** Start EXERCISE MATERIALS **

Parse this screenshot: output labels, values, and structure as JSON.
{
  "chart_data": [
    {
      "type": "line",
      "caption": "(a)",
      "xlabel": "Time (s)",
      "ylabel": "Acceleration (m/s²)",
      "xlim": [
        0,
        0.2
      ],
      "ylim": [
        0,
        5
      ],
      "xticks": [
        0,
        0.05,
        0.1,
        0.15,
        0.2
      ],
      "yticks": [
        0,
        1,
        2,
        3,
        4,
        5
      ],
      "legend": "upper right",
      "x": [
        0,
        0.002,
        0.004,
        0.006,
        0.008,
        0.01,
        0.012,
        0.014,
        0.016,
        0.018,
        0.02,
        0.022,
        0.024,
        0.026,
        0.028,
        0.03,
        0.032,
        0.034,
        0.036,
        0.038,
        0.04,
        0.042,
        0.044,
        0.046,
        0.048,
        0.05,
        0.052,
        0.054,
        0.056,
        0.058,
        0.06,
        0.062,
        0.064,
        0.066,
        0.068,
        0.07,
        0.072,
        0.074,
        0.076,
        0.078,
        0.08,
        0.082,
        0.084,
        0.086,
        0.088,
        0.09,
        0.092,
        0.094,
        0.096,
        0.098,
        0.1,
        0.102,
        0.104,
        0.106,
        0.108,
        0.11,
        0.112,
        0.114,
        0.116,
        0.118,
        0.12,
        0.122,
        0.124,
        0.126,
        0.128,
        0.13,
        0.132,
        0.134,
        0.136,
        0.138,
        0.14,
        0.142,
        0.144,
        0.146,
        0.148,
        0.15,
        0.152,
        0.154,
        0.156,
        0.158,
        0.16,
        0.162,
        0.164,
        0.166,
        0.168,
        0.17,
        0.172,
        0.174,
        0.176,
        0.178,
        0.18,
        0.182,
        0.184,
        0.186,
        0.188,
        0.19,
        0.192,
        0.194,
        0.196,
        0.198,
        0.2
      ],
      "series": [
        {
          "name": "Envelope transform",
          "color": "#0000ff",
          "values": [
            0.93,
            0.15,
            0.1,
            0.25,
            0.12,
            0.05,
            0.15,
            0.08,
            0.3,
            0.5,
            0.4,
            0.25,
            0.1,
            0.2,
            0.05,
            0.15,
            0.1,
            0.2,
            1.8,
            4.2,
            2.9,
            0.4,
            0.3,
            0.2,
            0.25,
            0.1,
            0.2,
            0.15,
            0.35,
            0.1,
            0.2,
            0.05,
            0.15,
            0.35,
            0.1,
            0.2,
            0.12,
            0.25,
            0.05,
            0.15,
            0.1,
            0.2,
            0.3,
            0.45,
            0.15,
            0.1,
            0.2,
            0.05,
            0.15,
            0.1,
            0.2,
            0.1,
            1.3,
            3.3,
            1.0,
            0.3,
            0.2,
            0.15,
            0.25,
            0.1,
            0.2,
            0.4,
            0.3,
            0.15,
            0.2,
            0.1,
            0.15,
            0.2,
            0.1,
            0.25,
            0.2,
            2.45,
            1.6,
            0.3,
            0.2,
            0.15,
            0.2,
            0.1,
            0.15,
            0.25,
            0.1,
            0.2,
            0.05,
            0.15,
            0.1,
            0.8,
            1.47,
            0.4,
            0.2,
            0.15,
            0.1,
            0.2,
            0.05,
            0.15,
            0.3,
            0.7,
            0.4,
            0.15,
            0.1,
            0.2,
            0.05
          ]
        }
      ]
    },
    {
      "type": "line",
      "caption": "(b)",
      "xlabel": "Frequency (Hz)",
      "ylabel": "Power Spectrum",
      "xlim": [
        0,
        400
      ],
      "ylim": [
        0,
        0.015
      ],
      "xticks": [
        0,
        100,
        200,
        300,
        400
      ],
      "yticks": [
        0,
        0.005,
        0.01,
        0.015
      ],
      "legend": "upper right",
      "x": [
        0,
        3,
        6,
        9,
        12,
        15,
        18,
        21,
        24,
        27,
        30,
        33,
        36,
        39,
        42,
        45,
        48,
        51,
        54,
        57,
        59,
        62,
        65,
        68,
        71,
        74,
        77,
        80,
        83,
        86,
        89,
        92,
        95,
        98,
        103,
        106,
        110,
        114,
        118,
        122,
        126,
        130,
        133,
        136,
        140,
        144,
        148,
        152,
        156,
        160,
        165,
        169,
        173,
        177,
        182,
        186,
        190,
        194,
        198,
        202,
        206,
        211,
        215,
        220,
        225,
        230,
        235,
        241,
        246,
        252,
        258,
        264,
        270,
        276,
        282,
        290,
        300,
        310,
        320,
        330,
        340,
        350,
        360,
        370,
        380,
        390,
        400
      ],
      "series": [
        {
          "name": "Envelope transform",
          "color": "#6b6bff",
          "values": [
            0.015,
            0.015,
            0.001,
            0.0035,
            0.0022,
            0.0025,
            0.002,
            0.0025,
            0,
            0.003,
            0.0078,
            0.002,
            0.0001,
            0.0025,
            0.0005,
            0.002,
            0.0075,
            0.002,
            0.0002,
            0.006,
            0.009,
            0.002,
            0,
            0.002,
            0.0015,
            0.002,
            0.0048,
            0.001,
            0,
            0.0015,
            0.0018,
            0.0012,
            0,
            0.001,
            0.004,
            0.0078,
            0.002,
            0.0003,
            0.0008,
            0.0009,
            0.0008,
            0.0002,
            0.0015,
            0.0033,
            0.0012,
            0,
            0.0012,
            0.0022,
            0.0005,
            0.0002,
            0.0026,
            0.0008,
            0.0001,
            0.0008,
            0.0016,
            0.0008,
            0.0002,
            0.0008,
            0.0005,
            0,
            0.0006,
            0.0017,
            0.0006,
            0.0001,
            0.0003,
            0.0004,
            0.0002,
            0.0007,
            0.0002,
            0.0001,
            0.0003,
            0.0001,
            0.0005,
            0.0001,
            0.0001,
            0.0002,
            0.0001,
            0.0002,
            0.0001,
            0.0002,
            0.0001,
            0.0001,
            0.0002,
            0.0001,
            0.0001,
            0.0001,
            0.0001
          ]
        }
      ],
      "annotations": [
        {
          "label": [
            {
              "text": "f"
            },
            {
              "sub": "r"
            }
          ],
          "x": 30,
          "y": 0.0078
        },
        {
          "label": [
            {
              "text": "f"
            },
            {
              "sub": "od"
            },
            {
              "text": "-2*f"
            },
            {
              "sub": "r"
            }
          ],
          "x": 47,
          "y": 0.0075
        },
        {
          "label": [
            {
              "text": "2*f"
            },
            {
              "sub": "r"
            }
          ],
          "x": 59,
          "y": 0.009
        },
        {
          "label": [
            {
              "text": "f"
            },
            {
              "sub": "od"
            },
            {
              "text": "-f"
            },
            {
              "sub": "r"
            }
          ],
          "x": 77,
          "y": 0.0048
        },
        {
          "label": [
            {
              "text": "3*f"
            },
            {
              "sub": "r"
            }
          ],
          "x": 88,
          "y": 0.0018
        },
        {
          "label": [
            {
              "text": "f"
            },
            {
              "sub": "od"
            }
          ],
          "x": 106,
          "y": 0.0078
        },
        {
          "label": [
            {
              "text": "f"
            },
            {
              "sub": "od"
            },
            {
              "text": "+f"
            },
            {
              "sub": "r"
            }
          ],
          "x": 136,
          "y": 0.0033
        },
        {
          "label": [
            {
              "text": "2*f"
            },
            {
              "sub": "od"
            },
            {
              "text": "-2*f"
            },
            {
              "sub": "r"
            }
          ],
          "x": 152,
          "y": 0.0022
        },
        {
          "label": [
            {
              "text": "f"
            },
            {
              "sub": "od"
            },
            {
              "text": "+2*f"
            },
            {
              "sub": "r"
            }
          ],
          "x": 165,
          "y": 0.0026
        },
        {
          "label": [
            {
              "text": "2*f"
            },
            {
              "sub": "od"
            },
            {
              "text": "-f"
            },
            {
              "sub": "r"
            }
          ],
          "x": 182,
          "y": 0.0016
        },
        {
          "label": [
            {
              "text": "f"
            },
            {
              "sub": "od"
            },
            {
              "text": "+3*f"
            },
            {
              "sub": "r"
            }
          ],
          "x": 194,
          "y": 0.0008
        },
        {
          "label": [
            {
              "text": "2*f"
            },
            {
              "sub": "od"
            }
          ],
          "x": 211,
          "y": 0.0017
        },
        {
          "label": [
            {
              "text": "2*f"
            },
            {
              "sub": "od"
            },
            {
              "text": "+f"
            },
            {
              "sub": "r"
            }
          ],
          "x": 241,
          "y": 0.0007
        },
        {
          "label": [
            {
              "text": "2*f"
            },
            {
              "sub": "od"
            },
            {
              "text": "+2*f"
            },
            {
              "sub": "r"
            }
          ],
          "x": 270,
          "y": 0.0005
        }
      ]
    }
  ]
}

** End EXERCISE MATERIALS **

• OBJECTIVE:
Return each line in the records that holds the string "ylabel".

• TASK ANSWER:
      "ylabel": "Acceleration (m/s²)",
      "ylabel": "Power Spectrum",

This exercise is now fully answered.